-------- Exercise inputs

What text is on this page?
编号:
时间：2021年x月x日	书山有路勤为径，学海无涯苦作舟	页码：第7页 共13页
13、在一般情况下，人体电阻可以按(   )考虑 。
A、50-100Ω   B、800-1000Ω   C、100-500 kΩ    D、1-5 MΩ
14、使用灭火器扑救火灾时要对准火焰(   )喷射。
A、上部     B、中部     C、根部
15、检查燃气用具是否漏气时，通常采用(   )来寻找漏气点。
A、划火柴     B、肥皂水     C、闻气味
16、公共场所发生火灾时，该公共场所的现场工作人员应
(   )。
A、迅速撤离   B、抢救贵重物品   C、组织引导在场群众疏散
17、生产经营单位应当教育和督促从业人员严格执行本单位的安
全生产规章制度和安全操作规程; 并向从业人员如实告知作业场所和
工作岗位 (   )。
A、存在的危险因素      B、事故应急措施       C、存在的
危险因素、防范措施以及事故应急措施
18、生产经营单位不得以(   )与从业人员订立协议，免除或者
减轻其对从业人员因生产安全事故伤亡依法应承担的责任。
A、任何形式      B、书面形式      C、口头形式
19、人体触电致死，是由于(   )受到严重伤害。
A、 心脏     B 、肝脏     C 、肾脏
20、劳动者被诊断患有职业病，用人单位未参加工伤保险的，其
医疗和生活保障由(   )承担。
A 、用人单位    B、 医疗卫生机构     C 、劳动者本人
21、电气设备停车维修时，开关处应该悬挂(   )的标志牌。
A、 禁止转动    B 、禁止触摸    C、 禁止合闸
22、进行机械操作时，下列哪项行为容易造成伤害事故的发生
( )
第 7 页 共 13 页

----------------

Return the listing above in its exact form.

What text is on this page?
编号:
时间：2021年x月x日	书山有路勤为径，学海无涯苦作舟	页码：第7页 共13页
13、在一般情况下，人体电阻可以按(   )考虑 。
A、50-100Ω   B、800-1000Ω   C、100-500 kΩ    D、1-5 MΩ
14、使用灭火器扑救火灾时要对准火焰(   )喷射。
A、上部     B、中部     C、根部
15、检查燃气用具是否漏气时，通常采用(   )来寻找漏气点。
A、划火柴     B、肥皂水     C、闻气味
16、公共场所发生火灾时，该公共场所的现场工作人员应
(   )。
A、迅速撤离   B、抢救贵重物品   C、组织引导在场群众疏散
17、生产经营单位应当教育和督促从业人员严格执行本单位的安
全生产规章制度和安全操作规程; 并向从业人员如实告知作业场所和
工作岗位 (   )。
A、存在的危险因素      B、事故应急措施       C、存在的
危险因素、防范措施以及事故应急措施
18、生产经营单位不得以(   )与从业人员订立协议，免除或者
减轻其对从业人员因生产安全事故伤亡依法应承担的责任。
A、任何形式      B、书面形式      C、口头形式
19、人体触电致死，是由于(   )受到严重伤害。
A、 心脏     B 、肝脏     C 、肾脏
20、劳动者被诊断患有职业病，用人单位未参加工伤保险的，其
医疗和生活保障由(   )承担。
A 、用人单位    B、 医疗卫生机构     C 、劳动者本人
21、电气设备停车维修时，开关处应该悬挂(   )的标志牌。
A、 禁止转动    B 、禁止触摸    C、 禁止合闸
22、进行机械操作时，下列哪项行为容易造成伤害事故的发生
( )
第 7 页 共 13 页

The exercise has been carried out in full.